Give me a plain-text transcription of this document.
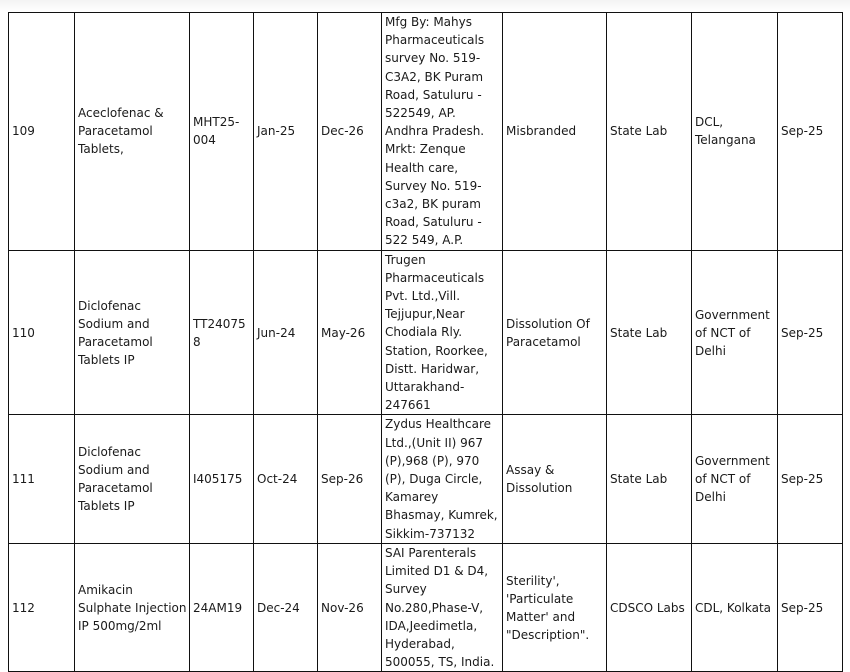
109	Aceclofenac & Paracetamol Tablets,	MHT25-004	Jan-25	Dec-26	Mfg By: Mahys Pharmaceuticals survey No. 519-C3A2, BK Puram Road, Satuluru - 522549, AP. Andhra Pradesh. Mrkt: Zenque Health care, Survey No. 519-c3a2, BK puram Road, Satuluru - 522 549, A.P.	Misbranded	State Lab	DCL, Telangana	Sep-25
110	Diclofenac Sodium and Paracetamol Tablets IP	TT240758	Jun-24	May-26	Trugen Pharmaceuticals Pvt. Ltd.,Vill. Tejjupur,Near Chodiala Rly. Station, Roorkee, Distt. Haridwar, Uttarakhand-247661	Dissolution Of Paracetamol	State Lab	Government of NCT of Delhi	Sep-25
111	Diclofenac Sodium and Paracetamol Tablets IP	I405175	Oct-24	Sep-26	Zydus Healthcare Ltd.,(Unit II) 967 (P),968 (P), 970 (P), Duga Circle, Kamarey Bhasmay, Kumrek, Sikkim-737132	Assay & Dissolution	State Lab	Government of NCT of Delhi	Sep-25
112	Amikacin Sulphate Injection IP 500mg/2ml	24AM19	Dec-24	Nov-26	SAI Parenterals Limited D1 & D4, Survey No.280,Phase-V, IDA,Jeedimetla, Hyderabad, 500055, TS, India.	Sterility', 'Particulate Matter' and "Description".	CDSCO Labs	CDL, Kolkata	Sep-25
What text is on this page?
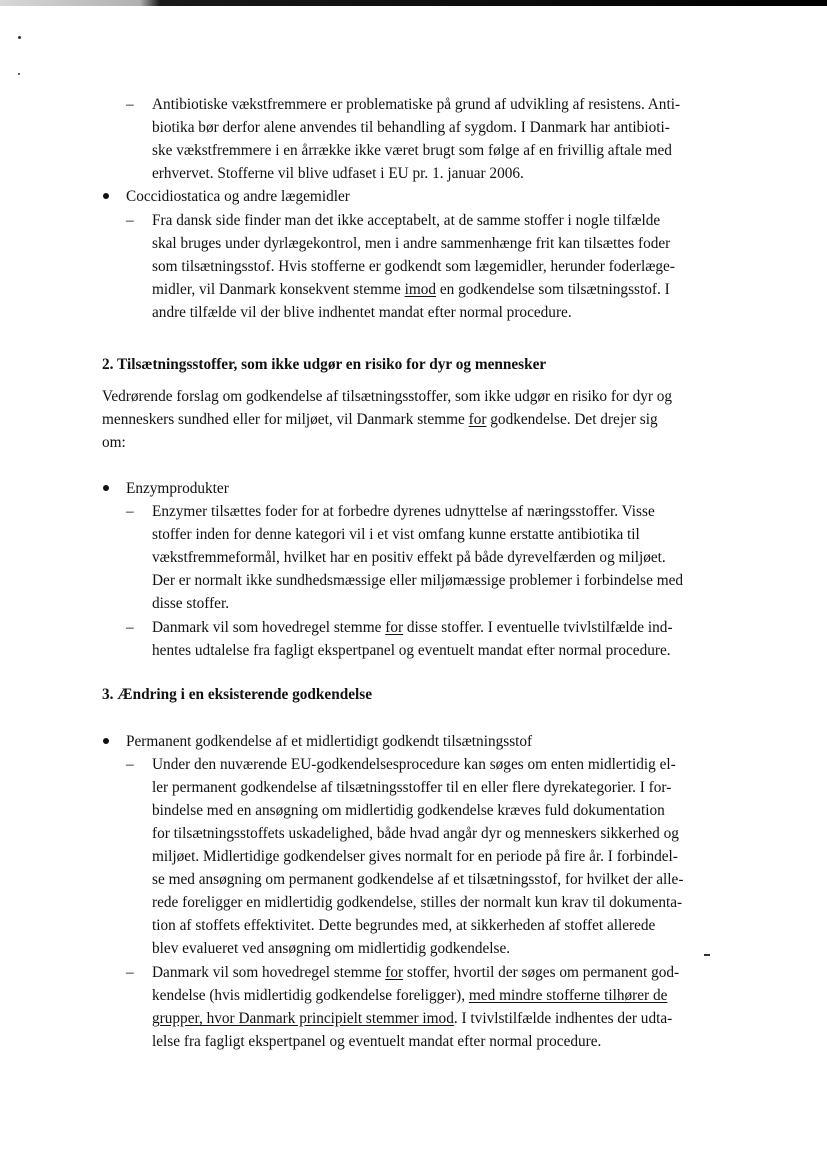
– Antibiotiske vækstfremmere er problematiske på grund af udvikling af resistens. Anti-
biotika bør derfor alene anvendes til behandling af sygdom. I Danmark har antibioti-
ske vækstfremmere i en årrække ikke været brugt som følge af en frivillig aftale med
erhvervet. Stofferne vil blive udfaset i EU pr. 1. januar 2006.
Coccidiostatica og andre lægemidler
– Fra dansk side finder man det ikke acceptabelt, at de samme stoffer i nogle tilfælde
skal bruges under dyrlægekontrol, men i andre sammenhænge frit kan tilsættes foder
som tilsætningsstof. Hvis stofferne er godkendt som lægemidler, herunder foderlæge-
midler, vil Danmark konsekvent stemme imod en godkendelse som tilsætningsstof. I
andre tilfælde vil der blive indhentet mandat efter normal procedure.
2. Tilsætningsstoffer, som ikke udgør en risiko for dyr og mennesker
Vedrørende forslag om godkendelse af tilsætningsstoffer, som ikke udgør en risiko for dyr og
menneskers sundhed eller for miljøet, vil Danmark stemme for godkendelse. Det drejer sig
om:
Enzymprodukter
– Enzymer tilsættes foder for at forbedre dyrenes udnyttelse af næringsstoffer. Visse
stoffer inden for denne kategori vil i et vist omfang kunne erstatte antibiotika til
vækstfremmeformål, hvilket har en positiv effekt på både dyrevelfærden og miljøet.
Der er normalt ikke sundhedsmæssige eller miljømæssige problemer i forbindelse med
disse stoffer.
– Danmark vil som hovedregel stemme for disse stoffer. I eventuelle tvivlstilfælde ind-
hentes udtalelse fra fagligt ekspertpanel og eventuelt mandat efter normal procedure.
3. Ændring i en eksisterende godkendelse
Permanent godkendelse af et midlertidigt godkendt tilsætningsstof
– Under den nuværende EU-godkendelsesprocedure kan søges om enten midlertidig el-
ler permanent godkendelse af tilsætningsstoffer til en eller flere dyrekategorier. I for-
bindelse med en ansøgning om midlertidig godkendelse kræves fuld dokumentation
for tilsætningsstoffets uskadelighed, både hvad angår dyr og menneskers sikkerhed og
miljøet. Midlertidige godkendelser gives normalt for en periode på fire år. I forbindel-
se med ansøgning om permanent godkendelse af et tilsætningsstof, for hvilket der alle-
rede foreligger en midlertidig godkendelse, stilles der normalt kun krav til dokumenta-
tion af stoffets effektivitet. Dette begrundes med, at sikkerheden af stoffet allerede
blev evalueret ved ansøgning om midlertidig godkendelse.
– Danmark vil som hovedregel stemme for stoffer, hvortil der søges om permanent god-
kendelse (hvis midlertidig godkendelse foreligger), med mindre stofferne tilhører de
grupper, hvor Danmark principielt stemmer imod. I tvivlstilfælde indhentes der udta-
lelse fra fagligt ekspertpanel og eventuelt mandat efter normal procedure.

____________

● Exercise aim
Search the entries for the word "tvivlstilfælde" and report how many lines contain it, as a bare number.

● Task solution
2